▶ Bereitgestellter Auszug:
┄┄┄┄┄┄

Bande erleichtert Senioren um 66000 Euro

von Redaktion

Mit der Betrugsmasche des „Shoulder Surfing“ überlisteten Betrüger in ganz Südbayern alte Menschen an Geldautomaten, machten so große Beute und ließen verunsicherte Opfer zurück. Nun musste sich ein 40-jähriges Bandenmitglied vor Gericht verantworten.

Südbayern – In den Landkreisen Rosenheim, Traunstein, Miesbach, Mühldorf und Altötting wurden mehrere ältere Menschen im zweiten Quartal 2024 Opfer von sogenanntem „Shoulder Surfing“. Bei Abhebungen an Geldautomaten erbeutete eine Bande ihre EC-Karten samt PINs. Einen geständigen 40 Jahre alten Franzosen verurteilte die Siebte Strafkammer am Landgericht Traunstein mit Dr. Florian Richter als Vorsitzendem nun zu vier Jahren und drei Monaten Freiheitsstrafe wegen 17 Fällen des Computerbetrugs.

┄┄┄┄┄┄

▶ Vorliegende Daten:
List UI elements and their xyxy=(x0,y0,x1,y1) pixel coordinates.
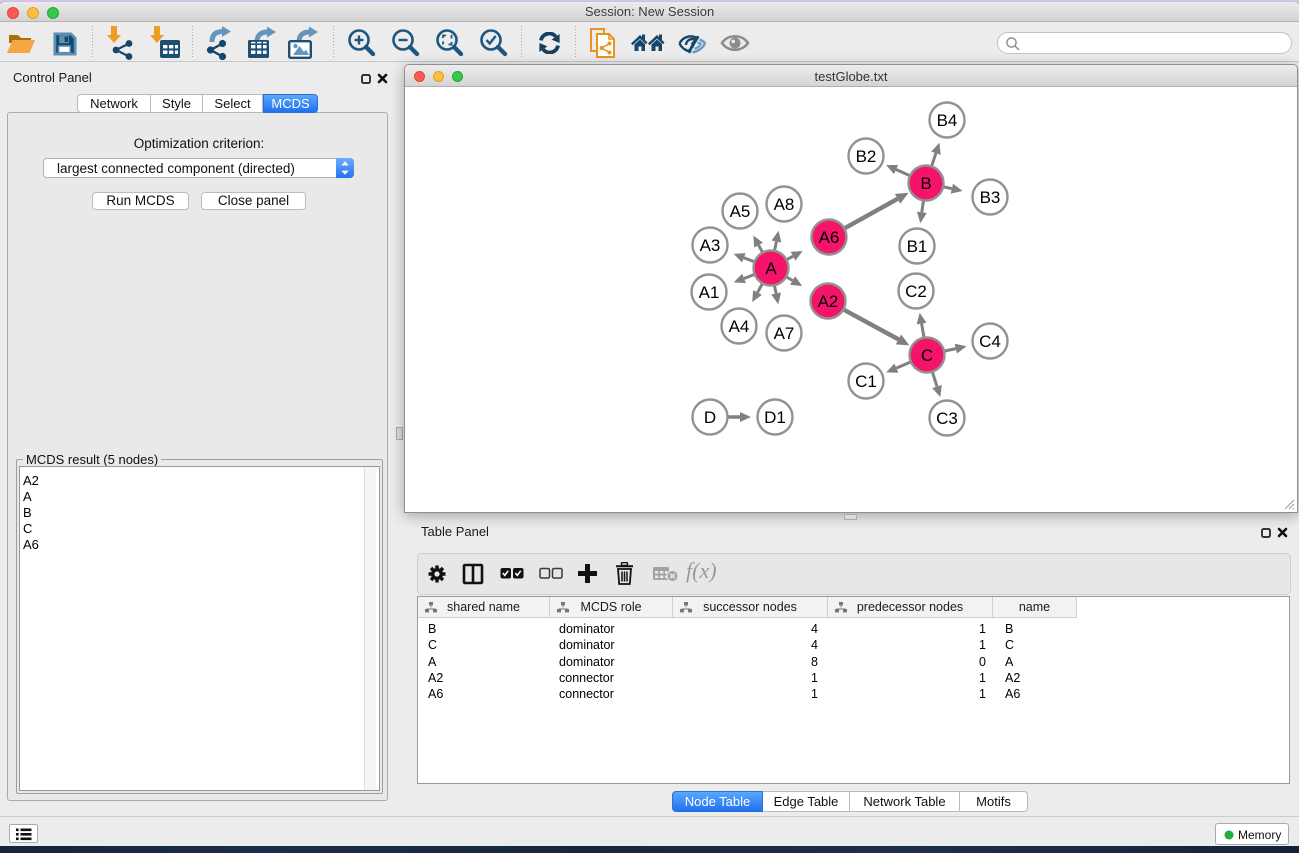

┄┄┄┄┄┄

Beantworten Sie anhand des Artikels über den Betrug an Senioren diese Fragen:
1. Um welchen Betrag erleichterte die Bande die Senioren laut Überschrift?
2. In welchem Zeitraum wurden die älteren Menschen Opfer des „Shoulder Surfing“?
3. Zu welcher Strafe wurde der 40-jährige Franzose verurteilt?
Die Daten stammen aus einer anderen Quelle als der Artikel.

1. Um 66000 Euro.
2. Im zweiten Quartal 2024.
3. Zu vier Jahren und drei Monaten Freiheitsstrafe wegen 17 Fällen des Computerbetrugs.